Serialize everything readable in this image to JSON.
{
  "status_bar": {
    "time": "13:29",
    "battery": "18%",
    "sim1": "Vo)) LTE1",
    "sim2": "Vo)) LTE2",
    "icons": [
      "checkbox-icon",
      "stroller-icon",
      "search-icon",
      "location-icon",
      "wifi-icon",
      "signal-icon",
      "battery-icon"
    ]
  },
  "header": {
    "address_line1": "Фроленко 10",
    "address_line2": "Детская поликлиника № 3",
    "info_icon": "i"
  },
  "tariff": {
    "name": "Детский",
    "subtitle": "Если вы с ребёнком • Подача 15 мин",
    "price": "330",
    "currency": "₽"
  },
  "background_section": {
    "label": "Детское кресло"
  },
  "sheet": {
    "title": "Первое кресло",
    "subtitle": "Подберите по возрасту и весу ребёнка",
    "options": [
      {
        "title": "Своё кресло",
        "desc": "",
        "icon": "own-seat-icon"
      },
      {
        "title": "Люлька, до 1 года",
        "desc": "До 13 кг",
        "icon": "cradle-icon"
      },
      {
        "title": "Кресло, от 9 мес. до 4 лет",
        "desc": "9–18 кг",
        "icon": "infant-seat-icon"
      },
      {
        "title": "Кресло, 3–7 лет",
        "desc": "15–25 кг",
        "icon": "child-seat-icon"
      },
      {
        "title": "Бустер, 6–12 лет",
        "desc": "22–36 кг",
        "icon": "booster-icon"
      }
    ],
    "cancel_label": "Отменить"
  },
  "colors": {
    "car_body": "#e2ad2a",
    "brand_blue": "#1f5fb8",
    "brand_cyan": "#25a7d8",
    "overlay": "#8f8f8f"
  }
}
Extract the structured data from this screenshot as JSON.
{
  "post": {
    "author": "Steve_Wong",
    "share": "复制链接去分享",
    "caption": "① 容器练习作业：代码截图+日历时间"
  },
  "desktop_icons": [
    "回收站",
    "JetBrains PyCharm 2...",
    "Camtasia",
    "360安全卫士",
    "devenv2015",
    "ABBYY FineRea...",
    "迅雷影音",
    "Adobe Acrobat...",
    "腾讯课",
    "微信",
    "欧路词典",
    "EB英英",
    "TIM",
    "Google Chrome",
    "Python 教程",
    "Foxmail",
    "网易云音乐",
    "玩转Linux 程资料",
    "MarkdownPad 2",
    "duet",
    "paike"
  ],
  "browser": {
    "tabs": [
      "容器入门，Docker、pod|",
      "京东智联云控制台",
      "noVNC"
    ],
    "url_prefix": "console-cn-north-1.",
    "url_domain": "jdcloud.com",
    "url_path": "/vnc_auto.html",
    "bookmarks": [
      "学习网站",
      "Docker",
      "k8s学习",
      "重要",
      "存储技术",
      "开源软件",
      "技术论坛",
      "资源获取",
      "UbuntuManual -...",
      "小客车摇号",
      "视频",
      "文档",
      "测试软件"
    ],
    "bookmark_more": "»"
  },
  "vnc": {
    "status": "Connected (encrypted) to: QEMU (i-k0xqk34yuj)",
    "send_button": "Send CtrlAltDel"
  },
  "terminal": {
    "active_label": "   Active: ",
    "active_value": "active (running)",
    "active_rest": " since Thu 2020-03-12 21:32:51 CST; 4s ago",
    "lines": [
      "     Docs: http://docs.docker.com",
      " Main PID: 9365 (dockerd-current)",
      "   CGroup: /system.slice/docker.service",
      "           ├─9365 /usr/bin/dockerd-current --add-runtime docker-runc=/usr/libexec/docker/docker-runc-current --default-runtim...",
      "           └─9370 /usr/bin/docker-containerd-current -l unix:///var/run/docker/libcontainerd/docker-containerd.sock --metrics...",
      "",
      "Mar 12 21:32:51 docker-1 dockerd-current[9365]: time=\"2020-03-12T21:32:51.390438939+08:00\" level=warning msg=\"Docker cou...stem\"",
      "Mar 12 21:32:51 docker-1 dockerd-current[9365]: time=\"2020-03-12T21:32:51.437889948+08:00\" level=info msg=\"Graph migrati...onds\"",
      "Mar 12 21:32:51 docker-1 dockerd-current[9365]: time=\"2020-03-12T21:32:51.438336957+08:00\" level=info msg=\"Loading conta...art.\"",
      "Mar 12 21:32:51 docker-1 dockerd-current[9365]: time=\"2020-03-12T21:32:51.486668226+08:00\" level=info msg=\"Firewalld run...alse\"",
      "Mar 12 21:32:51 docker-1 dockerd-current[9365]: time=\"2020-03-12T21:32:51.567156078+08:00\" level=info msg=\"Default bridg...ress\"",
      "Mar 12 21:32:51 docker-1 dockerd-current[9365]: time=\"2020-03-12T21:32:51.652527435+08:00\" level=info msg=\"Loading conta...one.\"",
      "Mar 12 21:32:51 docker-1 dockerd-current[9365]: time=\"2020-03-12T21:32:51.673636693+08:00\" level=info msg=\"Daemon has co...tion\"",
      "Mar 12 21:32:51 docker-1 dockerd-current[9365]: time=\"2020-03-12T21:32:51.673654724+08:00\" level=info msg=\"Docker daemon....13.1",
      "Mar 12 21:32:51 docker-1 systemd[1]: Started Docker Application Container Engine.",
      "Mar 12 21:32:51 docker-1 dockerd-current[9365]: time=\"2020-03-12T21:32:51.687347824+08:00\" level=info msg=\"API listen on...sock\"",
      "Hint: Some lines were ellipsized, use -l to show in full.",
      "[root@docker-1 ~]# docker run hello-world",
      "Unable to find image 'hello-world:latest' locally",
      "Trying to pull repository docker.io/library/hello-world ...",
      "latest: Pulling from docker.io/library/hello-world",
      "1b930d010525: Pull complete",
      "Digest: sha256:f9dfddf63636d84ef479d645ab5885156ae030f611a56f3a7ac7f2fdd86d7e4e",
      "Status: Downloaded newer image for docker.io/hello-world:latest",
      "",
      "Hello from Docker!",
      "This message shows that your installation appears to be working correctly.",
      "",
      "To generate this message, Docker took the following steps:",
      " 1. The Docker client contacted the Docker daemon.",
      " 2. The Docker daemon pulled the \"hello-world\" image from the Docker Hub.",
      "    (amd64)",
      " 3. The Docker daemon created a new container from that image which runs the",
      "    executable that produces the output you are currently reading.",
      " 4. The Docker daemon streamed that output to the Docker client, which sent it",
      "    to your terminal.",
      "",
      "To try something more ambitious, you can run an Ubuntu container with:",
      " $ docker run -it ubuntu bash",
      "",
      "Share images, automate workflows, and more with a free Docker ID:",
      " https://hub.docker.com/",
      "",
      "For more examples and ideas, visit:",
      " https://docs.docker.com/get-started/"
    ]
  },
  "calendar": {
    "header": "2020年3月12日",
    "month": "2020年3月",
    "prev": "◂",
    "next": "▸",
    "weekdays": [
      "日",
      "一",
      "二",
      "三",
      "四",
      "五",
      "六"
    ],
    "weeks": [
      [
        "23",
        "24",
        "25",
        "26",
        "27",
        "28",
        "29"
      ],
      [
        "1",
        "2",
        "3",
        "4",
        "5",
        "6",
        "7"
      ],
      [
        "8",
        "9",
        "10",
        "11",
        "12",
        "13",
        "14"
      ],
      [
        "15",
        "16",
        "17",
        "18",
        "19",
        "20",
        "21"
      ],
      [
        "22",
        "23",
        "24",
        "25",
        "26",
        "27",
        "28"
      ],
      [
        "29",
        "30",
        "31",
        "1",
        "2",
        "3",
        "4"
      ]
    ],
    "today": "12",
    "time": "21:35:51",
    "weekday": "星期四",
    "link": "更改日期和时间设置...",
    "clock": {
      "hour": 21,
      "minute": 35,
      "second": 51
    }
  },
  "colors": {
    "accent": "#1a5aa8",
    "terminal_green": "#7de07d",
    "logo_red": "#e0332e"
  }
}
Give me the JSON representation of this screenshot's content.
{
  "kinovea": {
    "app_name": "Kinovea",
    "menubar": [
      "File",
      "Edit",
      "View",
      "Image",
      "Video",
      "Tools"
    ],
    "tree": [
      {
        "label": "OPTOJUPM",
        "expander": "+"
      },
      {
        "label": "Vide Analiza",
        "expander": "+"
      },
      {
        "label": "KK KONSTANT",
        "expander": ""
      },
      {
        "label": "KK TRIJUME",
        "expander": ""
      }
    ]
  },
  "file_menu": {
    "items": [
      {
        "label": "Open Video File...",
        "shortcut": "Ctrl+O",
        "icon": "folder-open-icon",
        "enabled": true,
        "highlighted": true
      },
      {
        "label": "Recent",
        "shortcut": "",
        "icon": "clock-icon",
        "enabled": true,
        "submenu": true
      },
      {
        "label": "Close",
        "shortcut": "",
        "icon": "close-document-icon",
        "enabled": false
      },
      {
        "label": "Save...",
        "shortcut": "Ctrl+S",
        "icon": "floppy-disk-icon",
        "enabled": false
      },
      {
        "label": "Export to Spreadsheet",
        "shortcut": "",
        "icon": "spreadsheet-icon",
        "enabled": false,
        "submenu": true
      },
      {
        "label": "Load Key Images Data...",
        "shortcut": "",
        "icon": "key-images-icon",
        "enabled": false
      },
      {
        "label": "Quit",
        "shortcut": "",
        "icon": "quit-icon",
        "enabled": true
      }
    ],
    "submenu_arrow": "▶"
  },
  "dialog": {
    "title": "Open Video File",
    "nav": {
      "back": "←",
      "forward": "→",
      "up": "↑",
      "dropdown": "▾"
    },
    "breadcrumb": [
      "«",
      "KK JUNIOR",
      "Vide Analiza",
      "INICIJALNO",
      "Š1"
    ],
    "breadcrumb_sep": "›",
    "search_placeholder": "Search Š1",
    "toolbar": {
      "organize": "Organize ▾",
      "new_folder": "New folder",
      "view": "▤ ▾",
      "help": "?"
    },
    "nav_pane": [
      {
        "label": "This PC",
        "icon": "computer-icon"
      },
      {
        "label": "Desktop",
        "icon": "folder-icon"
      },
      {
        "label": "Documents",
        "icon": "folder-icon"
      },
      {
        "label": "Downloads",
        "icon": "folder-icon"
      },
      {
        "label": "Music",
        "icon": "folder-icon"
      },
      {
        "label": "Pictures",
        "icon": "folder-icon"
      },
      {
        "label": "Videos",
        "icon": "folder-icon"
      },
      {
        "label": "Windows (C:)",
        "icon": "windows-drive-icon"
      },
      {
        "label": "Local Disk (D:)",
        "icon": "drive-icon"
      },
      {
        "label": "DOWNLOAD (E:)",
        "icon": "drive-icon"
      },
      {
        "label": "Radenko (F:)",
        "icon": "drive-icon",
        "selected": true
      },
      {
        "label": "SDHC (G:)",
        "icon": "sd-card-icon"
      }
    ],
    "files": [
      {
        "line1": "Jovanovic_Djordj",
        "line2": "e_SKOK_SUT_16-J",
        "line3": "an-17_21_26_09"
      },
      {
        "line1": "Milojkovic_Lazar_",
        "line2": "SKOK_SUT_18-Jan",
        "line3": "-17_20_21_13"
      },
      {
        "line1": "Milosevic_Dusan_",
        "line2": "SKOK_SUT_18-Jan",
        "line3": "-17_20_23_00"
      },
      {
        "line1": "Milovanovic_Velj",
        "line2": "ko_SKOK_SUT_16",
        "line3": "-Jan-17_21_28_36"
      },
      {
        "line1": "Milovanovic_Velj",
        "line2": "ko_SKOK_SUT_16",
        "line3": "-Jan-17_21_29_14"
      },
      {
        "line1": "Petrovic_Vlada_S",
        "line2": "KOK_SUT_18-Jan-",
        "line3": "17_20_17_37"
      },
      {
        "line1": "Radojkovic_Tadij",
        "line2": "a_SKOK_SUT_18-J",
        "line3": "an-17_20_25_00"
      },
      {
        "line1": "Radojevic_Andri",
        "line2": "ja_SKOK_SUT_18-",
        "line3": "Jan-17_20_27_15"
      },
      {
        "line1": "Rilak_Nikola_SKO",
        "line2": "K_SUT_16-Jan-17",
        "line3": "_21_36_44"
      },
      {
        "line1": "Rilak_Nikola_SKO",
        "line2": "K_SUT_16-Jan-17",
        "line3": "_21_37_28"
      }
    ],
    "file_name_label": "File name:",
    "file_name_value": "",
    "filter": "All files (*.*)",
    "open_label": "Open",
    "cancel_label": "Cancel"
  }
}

────────────────────────────────────────

» Exercise brief
Select the lines in this material that hold the word "subtitle", leaving none out.

» Answer to this problem
    "subtitle": "Если вы с ребёнком • Подача 15 мин",
    "subtitle": "Подберите по возрасту и весу ребёнка",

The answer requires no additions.